(Stored entries)
[Start]
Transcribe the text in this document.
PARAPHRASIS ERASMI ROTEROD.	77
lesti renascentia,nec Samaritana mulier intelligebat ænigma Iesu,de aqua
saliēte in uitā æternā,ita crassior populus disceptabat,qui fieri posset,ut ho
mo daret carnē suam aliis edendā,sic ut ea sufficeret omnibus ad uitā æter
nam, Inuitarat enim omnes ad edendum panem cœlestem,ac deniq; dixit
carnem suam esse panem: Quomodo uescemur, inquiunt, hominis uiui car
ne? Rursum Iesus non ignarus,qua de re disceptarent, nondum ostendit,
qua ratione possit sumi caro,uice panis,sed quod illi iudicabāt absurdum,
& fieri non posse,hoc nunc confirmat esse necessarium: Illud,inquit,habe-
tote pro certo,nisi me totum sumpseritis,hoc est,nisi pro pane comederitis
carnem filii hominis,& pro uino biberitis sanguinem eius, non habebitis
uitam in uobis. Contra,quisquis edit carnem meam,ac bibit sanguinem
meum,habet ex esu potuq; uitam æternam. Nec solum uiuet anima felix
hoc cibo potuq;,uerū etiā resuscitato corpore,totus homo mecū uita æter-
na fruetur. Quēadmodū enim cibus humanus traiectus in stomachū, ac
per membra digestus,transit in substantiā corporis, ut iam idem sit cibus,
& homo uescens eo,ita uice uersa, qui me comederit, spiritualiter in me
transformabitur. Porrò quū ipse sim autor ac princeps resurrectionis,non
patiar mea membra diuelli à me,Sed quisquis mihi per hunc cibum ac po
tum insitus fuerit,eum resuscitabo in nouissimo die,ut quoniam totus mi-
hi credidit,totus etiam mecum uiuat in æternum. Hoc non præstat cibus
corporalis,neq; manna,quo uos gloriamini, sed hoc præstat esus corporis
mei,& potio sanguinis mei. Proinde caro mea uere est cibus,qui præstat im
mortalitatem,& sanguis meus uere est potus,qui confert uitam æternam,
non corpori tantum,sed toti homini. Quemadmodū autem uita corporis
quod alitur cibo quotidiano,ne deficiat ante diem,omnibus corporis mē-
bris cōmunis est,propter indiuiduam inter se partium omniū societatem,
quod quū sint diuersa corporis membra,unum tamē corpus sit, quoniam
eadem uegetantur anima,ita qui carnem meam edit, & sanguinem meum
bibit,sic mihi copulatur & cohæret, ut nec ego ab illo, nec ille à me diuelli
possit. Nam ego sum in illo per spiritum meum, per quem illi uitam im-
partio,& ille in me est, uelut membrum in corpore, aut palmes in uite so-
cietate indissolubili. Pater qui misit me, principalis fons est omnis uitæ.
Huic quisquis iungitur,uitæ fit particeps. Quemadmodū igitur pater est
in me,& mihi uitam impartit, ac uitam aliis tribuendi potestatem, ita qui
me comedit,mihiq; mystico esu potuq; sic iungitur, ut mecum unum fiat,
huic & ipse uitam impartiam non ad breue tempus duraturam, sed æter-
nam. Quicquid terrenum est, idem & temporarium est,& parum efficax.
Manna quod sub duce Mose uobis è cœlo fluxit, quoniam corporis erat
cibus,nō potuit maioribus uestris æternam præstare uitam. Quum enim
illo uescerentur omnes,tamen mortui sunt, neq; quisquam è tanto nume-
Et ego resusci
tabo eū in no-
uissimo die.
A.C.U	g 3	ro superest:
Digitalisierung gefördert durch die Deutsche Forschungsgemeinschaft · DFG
[End]
[Start]
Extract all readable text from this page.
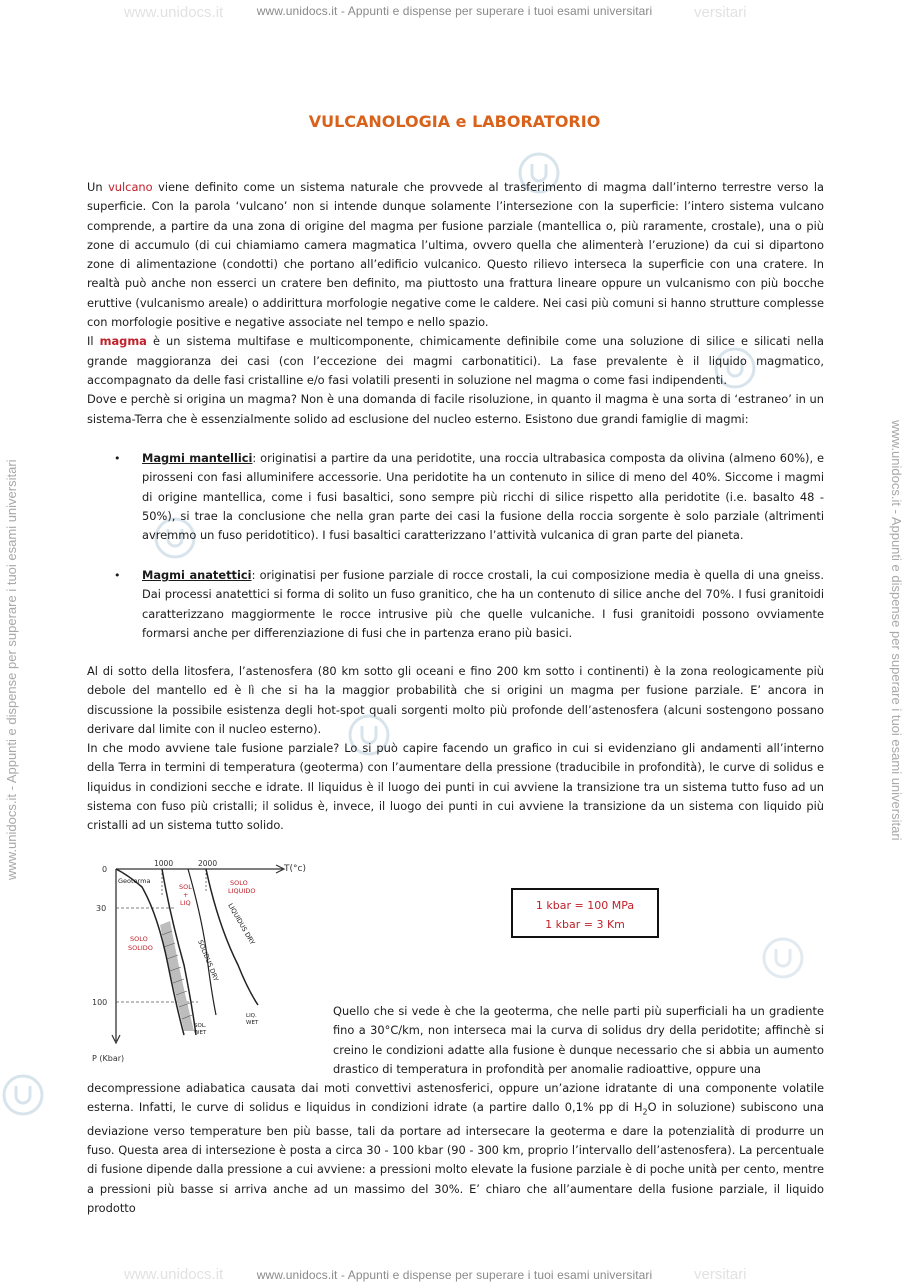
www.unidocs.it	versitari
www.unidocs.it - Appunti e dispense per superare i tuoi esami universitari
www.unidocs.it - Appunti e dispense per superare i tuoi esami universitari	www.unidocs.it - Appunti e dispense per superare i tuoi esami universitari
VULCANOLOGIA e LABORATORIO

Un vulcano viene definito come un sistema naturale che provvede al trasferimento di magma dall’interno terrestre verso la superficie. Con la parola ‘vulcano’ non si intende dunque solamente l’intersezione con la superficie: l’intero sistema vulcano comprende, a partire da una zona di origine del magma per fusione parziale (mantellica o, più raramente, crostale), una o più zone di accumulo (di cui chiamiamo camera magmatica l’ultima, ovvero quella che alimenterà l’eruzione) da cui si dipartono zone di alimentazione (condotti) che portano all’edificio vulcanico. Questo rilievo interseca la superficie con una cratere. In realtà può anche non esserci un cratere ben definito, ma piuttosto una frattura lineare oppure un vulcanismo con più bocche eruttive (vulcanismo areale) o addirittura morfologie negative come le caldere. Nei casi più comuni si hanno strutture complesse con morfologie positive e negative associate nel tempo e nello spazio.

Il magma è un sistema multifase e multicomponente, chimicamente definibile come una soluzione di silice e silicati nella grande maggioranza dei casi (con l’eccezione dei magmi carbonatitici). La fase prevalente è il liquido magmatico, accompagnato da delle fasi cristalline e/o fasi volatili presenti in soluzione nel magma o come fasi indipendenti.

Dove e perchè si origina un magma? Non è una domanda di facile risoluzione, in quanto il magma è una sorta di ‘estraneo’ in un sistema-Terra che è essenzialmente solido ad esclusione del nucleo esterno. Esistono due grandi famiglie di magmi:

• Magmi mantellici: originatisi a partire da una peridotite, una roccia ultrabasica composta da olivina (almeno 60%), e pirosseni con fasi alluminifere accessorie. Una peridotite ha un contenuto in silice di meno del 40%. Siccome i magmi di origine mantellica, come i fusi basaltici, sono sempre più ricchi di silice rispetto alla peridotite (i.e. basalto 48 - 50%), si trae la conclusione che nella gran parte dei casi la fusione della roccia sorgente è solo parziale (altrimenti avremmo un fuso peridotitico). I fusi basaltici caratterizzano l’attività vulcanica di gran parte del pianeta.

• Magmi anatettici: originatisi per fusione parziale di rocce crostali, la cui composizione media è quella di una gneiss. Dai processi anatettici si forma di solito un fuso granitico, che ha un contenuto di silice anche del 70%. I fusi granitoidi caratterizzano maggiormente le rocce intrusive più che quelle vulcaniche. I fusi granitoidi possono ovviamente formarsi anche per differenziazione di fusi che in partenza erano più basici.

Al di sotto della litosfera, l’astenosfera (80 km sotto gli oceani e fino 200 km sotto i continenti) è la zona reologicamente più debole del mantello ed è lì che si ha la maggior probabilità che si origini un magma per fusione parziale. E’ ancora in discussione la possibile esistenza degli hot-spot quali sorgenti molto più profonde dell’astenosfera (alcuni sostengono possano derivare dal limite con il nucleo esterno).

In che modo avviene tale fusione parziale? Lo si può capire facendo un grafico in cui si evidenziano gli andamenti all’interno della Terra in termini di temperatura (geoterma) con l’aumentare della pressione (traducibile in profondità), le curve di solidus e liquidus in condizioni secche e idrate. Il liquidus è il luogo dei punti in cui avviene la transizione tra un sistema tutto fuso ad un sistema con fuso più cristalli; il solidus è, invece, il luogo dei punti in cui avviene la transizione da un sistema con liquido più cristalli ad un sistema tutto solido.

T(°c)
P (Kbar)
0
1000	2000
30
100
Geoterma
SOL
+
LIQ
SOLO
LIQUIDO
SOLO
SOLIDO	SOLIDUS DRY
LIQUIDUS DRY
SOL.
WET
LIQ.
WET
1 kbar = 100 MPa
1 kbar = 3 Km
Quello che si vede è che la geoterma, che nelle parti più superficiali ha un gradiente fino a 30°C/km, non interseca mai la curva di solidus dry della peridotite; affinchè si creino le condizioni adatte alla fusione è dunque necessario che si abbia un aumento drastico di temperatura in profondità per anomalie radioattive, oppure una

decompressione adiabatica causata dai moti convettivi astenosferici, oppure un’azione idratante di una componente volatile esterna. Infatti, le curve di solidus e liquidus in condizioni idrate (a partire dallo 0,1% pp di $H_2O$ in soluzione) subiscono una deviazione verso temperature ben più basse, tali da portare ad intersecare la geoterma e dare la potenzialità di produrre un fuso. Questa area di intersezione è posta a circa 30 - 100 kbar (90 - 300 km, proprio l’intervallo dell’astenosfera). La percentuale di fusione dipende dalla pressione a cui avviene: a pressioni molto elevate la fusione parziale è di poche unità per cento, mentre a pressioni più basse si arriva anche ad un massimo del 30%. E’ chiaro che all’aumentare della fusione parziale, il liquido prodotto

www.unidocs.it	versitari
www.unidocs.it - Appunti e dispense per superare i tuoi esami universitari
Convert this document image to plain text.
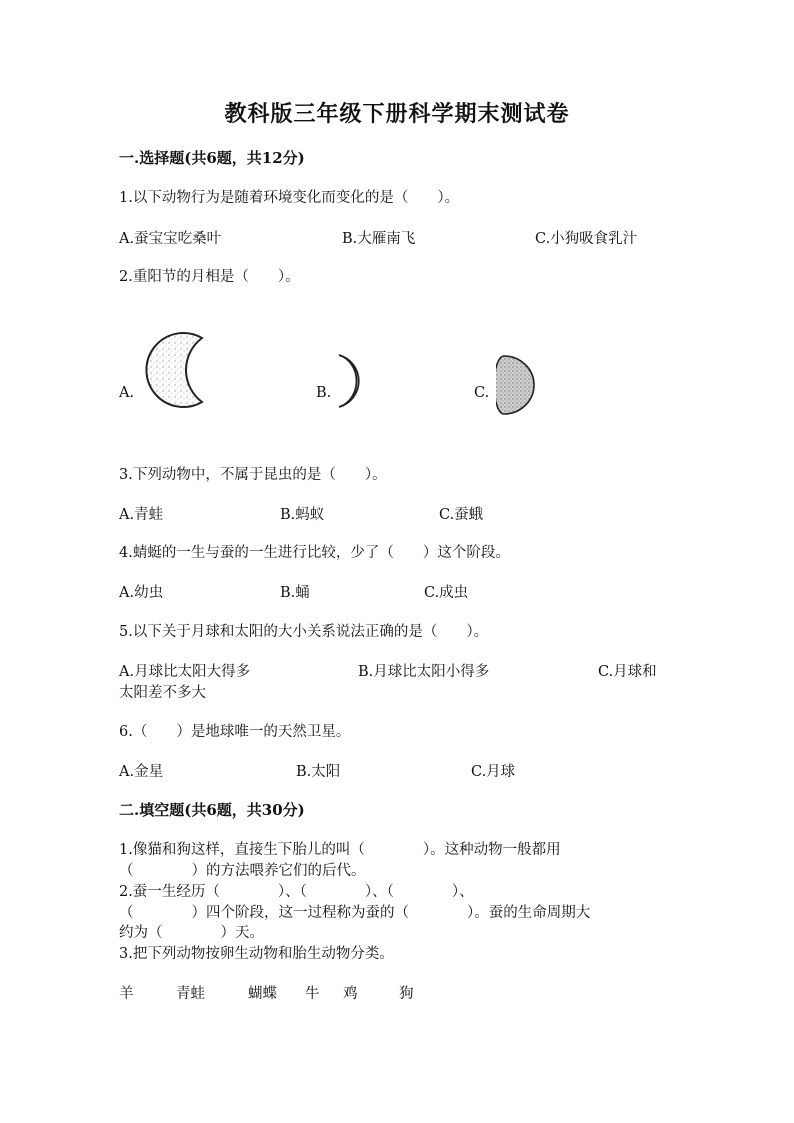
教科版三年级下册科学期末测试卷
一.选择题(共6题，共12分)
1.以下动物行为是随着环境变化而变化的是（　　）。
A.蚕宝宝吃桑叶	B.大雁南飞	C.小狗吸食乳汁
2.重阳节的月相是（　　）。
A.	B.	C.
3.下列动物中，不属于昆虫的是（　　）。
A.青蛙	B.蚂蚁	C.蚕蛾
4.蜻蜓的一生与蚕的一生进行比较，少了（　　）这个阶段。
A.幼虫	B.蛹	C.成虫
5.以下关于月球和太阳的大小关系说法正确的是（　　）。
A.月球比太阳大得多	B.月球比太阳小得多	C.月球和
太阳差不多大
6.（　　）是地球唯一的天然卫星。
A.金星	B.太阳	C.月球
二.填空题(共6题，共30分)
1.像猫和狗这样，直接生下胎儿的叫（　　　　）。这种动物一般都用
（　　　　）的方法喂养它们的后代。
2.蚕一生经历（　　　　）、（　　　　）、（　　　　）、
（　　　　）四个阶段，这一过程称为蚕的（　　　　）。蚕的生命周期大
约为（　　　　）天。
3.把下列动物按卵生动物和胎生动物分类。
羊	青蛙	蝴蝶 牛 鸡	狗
[End]
To do: Filter out every line that lacks the word "caratterizzano", and copy the rest.

The result:
• Magmi mantellici: originatisi a partire da una peridotite, una roccia ultrabasica composta da olivina (almeno 60%), e pirosseni con fasi alluminifere accessorie. Una peridotite ha un contenuto in silice di meno del 40%. Siccome i magmi di origine mantellica, come i fusi basaltici, sono sempre più ricchi di silice rispetto alla peridotite (i.e. basalto 48 - 50%), si trae la conclusione che nella gran parte dei casi la fusione della roccia sorgente è solo parziale (altrimenti avremmo un fuso peridotitico). I fusi basaltici caratterizzano l’attività vulcanica di gran parte del pianeta.
• Magmi anatettici: originatisi per fusione parziale di rocce crostali, la cui composizione media è quella di una gneiss. Dai processi anatettici si forma di solito un fuso granitico, che ha un contenuto di silice anche del 70%. I fusi granitoidi caratterizzano maggiormente le rocce intrusive più che quelle vulcaniche. I fusi granitoidi possono ovviamente formarsi anche per differenziazione di fusi che in partenza erano più basici.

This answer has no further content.